§ Exercise objective
Transcribe the material in full. Nothing should differ except that the pictures are left out.

§ Given information
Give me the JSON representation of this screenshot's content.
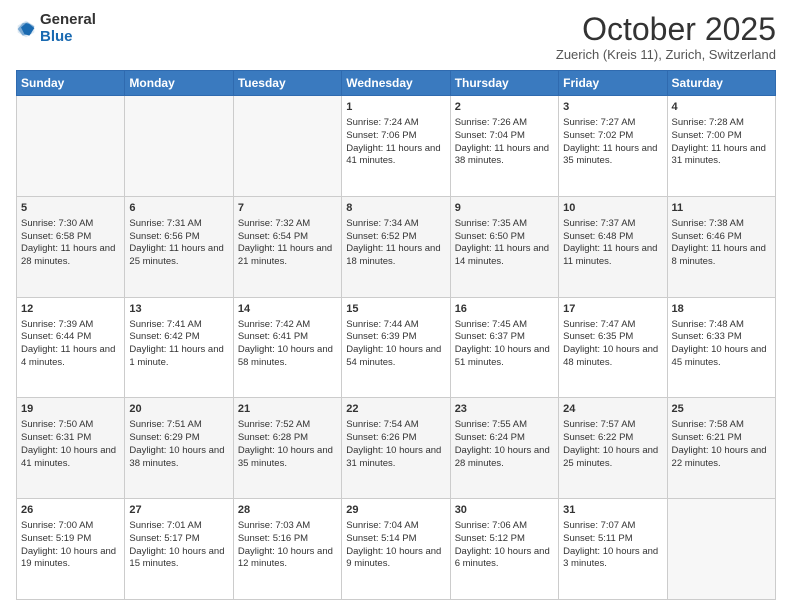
{
  "header": {
    "logo_general": "General",
    "logo_blue": "Blue",
    "month_title": "October 2025",
    "subtitle": "Zuerich (Kreis 11), Zurich, Switzerland"
  },
  "days_of_week": [
    "Sunday",
    "Monday",
    "Tuesday",
    "Wednesday",
    "Thursday",
    "Friday",
    "Saturday"
  ],
  "weeks": [
    [
      {
        "day": "",
        "info": ""
      },
      {
        "day": "",
        "info": ""
      },
      {
        "day": "",
        "info": ""
      },
      {
        "day": "1",
        "info": "Sunrise: 7:24 AM\nSunset: 7:06 PM\nDaylight: 11 hours and 41 minutes."
      },
      {
        "day": "2",
        "info": "Sunrise: 7:26 AM\nSunset: 7:04 PM\nDaylight: 11 hours and 38 minutes."
      },
      {
        "day": "3",
        "info": "Sunrise: 7:27 AM\nSunset: 7:02 PM\nDaylight: 11 hours and 35 minutes."
      },
      {
        "day": "4",
        "info": "Sunrise: 7:28 AM\nSunset: 7:00 PM\nDaylight: 11 hours and 31 minutes."
      }
    ],
    [
      {
        "day": "5",
        "info": "Sunrise: 7:30 AM\nSunset: 6:58 PM\nDaylight: 11 hours and 28 minutes."
      },
      {
        "day": "6",
        "info": "Sunrise: 7:31 AM\nSunset: 6:56 PM\nDaylight: 11 hours and 25 minutes."
      },
      {
        "day": "7",
        "info": "Sunrise: 7:32 AM\nSunset: 6:54 PM\nDaylight: 11 hours and 21 minutes."
      },
      {
        "day": "8",
        "info": "Sunrise: 7:34 AM\nSunset: 6:52 PM\nDaylight: 11 hours and 18 minutes."
      },
      {
        "day": "9",
        "info": "Sunrise: 7:35 AM\nSunset: 6:50 PM\nDaylight: 11 hours and 14 minutes."
      },
      {
        "day": "10",
        "info": "Sunrise: 7:37 AM\nSunset: 6:48 PM\nDaylight: 11 hours and 11 minutes."
      },
      {
        "day": "11",
        "info": "Sunrise: 7:38 AM\nSunset: 6:46 PM\nDaylight: 11 hours and 8 minutes."
      }
    ],
    [
      {
        "day": "12",
        "info": "Sunrise: 7:39 AM\nSunset: 6:44 PM\nDaylight: 11 hours and 4 minutes."
      },
      {
        "day": "13",
        "info": "Sunrise: 7:41 AM\nSunset: 6:42 PM\nDaylight: 11 hours and 1 minute."
      },
      {
        "day": "14",
        "info": "Sunrise: 7:42 AM\nSunset: 6:41 PM\nDaylight: 10 hours and 58 minutes."
      },
      {
        "day": "15",
        "info": "Sunrise: 7:44 AM\nSunset: 6:39 PM\nDaylight: 10 hours and 54 minutes."
      },
      {
        "day": "16",
        "info": "Sunrise: 7:45 AM\nSunset: 6:37 PM\nDaylight: 10 hours and 51 minutes."
      },
      {
        "day": "17",
        "info": "Sunrise: 7:47 AM\nSunset: 6:35 PM\nDaylight: 10 hours and 48 minutes."
      },
      {
        "day": "18",
        "info": "Sunrise: 7:48 AM\nSunset: 6:33 PM\nDaylight: 10 hours and 45 minutes."
      }
    ],
    [
      {
        "day": "19",
        "info": "Sunrise: 7:50 AM\nSunset: 6:31 PM\nDaylight: 10 hours and 41 minutes."
      },
      {
        "day": "20",
        "info": "Sunrise: 7:51 AM\nSunset: 6:29 PM\nDaylight: 10 hours and 38 minutes."
      },
      {
        "day": "21",
        "info": "Sunrise: 7:52 AM\nSunset: 6:28 PM\nDaylight: 10 hours and 35 minutes."
      },
      {
        "day": "22",
        "info": "Sunrise: 7:54 AM\nSunset: 6:26 PM\nDaylight: 10 hours and 31 minutes."
      },
      {
        "day": "23",
        "info": "Sunrise: 7:55 AM\nSunset: 6:24 PM\nDaylight: 10 hours and 28 minutes."
      },
      {
        "day": "24",
        "info": "Sunrise: 7:57 AM\nSunset: 6:22 PM\nDaylight: 10 hours and 25 minutes."
      },
      {
        "day": "25",
        "info": "Sunrise: 7:58 AM\nSunset: 6:21 PM\nDaylight: 10 hours and 22 minutes."
      }
    ],
    [
      {
        "day": "26",
        "info": "Sunrise: 7:00 AM\nSunset: 5:19 PM\nDaylight: 10 hours and 19 minutes."
      },
      {
        "day": "27",
        "info": "Sunrise: 7:01 AM\nSunset: 5:17 PM\nDaylight: 10 hours and 15 minutes."
      },
      {
        "day": "28",
        "info": "Sunrise: 7:03 AM\nSunset: 5:16 PM\nDaylight: 10 hours and 12 minutes."
      },
      {
        "day": "29",
        "info": "Sunrise: 7:04 AM\nSunset: 5:14 PM\nDaylight: 10 hours and 9 minutes."
      },
      {
        "day": "30",
        "info": "Sunrise: 7:06 AM\nSunset: 5:12 PM\nDaylight: 10 hours and 6 minutes."
      },
      {
        "day": "31",
        "info": "Sunrise: 7:07 AM\nSunset: 5:11 PM\nDaylight: 10 hours and 3 minutes."
      },
      {
        "day": "",
        "info": ""
      }
    ]
  ]
}
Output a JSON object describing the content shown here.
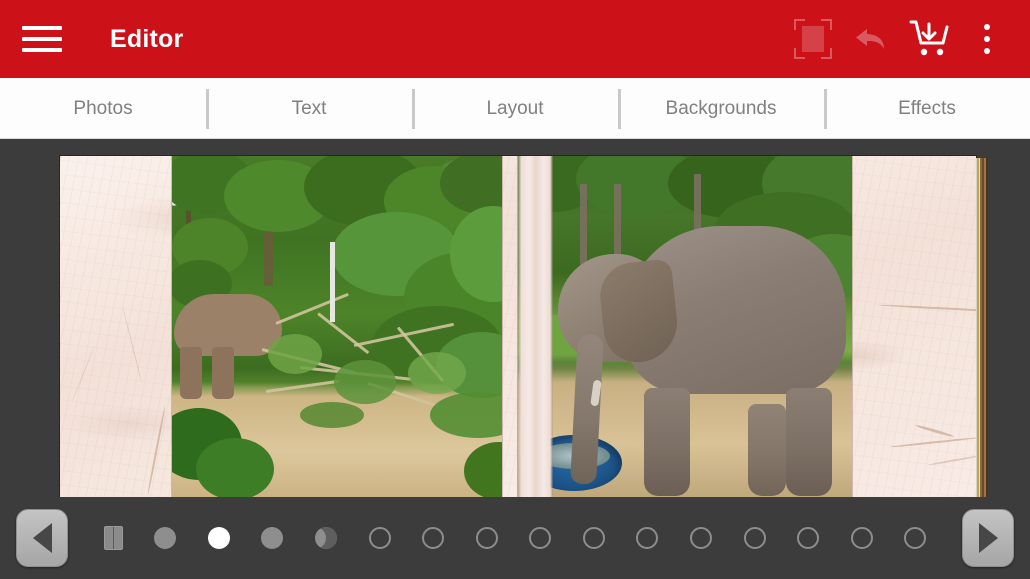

§ Task output
Give me the JSON representation of this screenshot's content.
{
  "header": {
    "logo_general": "General",
    "logo_blue": "Blue",
    "month_title": "October 2025",
    "subtitle": "Zuerich (Kreis 11), Zurich, Switzerland"
  },
  "days_of_week": [
    "Sunday",
    "Monday",
    "Tuesday",
    "Wednesday",
    "Thursday",
    "Friday",
    "Saturday"
  ],
  "weeks": [
    [
      {
        "day": "",
        "info": ""
      },
      {
        "day": "",
        "info": ""
      },
      {
        "day": "",
        "info": ""
      },
      {
        "day": "1",
        "info": "Sunrise: 7:24 AM\nSunset: 7:06 PM\nDaylight: 11 hours and 41 minutes."
      },
      {
        "day": "2",
        "info": "Sunrise: 7:26 AM\nSunset: 7:04 PM\nDaylight: 11 hours and 38 minutes."
      },
      {
        "day": "3",
        "info": "Sunrise: 7:27 AM\nSunset: 7:02 PM\nDaylight: 11 hours and 35 minutes."
      },
      {
        "day": "4",
        "info": "Sunrise: 7:28 AM\nSunset: 7:00 PM\nDaylight: 11 hours and 31 minutes."
      }
    ],
    [
      {
        "day": "5",
        "info": "Sunrise: 7:30 AM\nSunset: 6:58 PM\nDaylight: 11 hours and 28 minutes."
      },
      {
        "day": "6",
        "info": "Sunrise: 7:31 AM\nSunset: 6:56 PM\nDaylight: 11 hours and 25 minutes."
      },
      {
        "day": "7",
        "info": "Sunrise: 7:32 AM\nSunset: 6:54 PM\nDaylight: 11 hours and 21 minutes."
      },
      {
        "day": "8",
        "info": "Sunrise: 7:34 AM\nSunset: 6:52 PM\nDaylight: 11 hours and 18 minutes."
      },
      {
        "day": "9",
        "info": "Sunrise: 7:35 AM\nSunset: 6:50 PM\nDaylight: 11 hours and 14 minutes."
      },
      {
        "day": "10",
        "info": "Sunrise: 7:37 AM\nSunset: 6:48 PM\nDaylight: 11 hours and 11 minutes."
      },
      {
        "day": "11",
        "info": "Sunrise: 7:38 AM\nSunset: 6:46 PM\nDaylight: 11 hours and 8 minutes."
      }
    ],
    [
      {
        "day": "12",
        "info": "Sunrise: 7:39 AM\nSunset: 6:44 PM\nDaylight: 11 hours and 4 minutes."
      },
      {
        "day": "13",
        "info": "Sunrise: 7:41 AM\nSunset: 6:42 PM\nDaylight: 11 hours and 1 minute."
      },
      {
        "day": "14",
        "info": "Sunrise: 7:42 AM\nSunset: 6:41 PM\nDaylight: 10 hours and 58 minutes."
      },
      {
        "day": "15",
        "info": "Sunrise: 7:44 AM\nSunset: 6:39 PM\nDaylight: 10 hours and 54 minutes."
      },
      {
        "day": "16",
        "info": "Sunrise: 7:45 AM\nSunset: 6:37 PM\nDaylight: 10 hours and 51 minutes."
      },
      {
        "day": "17",
        "info": "Sunrise: 7:47 AM\nSunset: 6:35 PM\nDaylight: 10 hours and 48 minutes."
      },
      {
        "day": "18",
        "info": "Sunrise: 7:48 AM\nSunset: 6:33 PM\nDaylight: 10 hours and 45 minutes."
      }
    ],
    [
      {
        "day": "19",
        "info": "Sunrise: 7:50 AM\nSunset: 6:31 PM\nDaylight: 10 hours and 41 minutes."
      },
      {
        "day": "20",
        "info": "Sunrise: 7:51 AM\nSunset: 6:29 PM\nDaylight: 10 hours and 38 minutes."
      },
      {
        "day": "21",
        "info": "Sunrise: 7:52 AM\nSunset: 6:28 PM\nDaylight: 10 hours and 35 minutes."
      },
      {
        "day": "22",
        "info": "Sunrise: 7:54 AM\nSunset: 6:26 PM\nDaylight: 10 hours and 31 minutes."
      },
      {
        "day": "23",
        "info": "Sunrise: 7:55 AM\nSunset: 6:24 PM\nDaylight: 10 hours and 28 minutes."
      },
      {
        "day": "24",
        "info": "Sunrise: 7:57 AM\nSunset: 6:22 PM\nDaylight: 10 hours and 25 minutes."
      },
      {
        "day": "25",
        "info": "Sunrise: 7:58 AM\nSunset: 6:21 PM\nDaylight: 10 hours and 22 minutes."
      }
    ],
    [
      {
        "day": "26",
        "info": "Sunrise: 7:00 AM\nSunset: 5:19 PM\nDaylight: 10 hours and 19 minutes."
      },
      {
        "day": "27",
        "info": "Sunrise: 7:01 AM\nSunset: 5:17 PM\nDaylight: 10 hours and 15 minutes."
      },
      {
        "day": "28",
        "info": "Sunrise: 7:03 AM\nSunset: 5:16 PM\nDaylight: 10 hours and 12 minutes."
      },
      {
        "day": "29",
        "info": "Sunrise: 7:04 AM\nSunset: 5:14 PM\nDaylight: 10 hours and 9 minutes."
      },
      {
        "day": "30",
        "info": "Sunrise: 7:06 AM\nSunset: 5:12 PM\nDaylight: 10 hours and 6 minutes."
      },
      {
        "day": "31",
        "info": "Sunrise: 7:07 AM\nSunset: 5:11 PM\nDaylight: 10 hours and 3 minutes."
      },
      {
        "day": "",
        "info": ""
      }
    ]
  ]
}
Output a JSON object describing the content shown here.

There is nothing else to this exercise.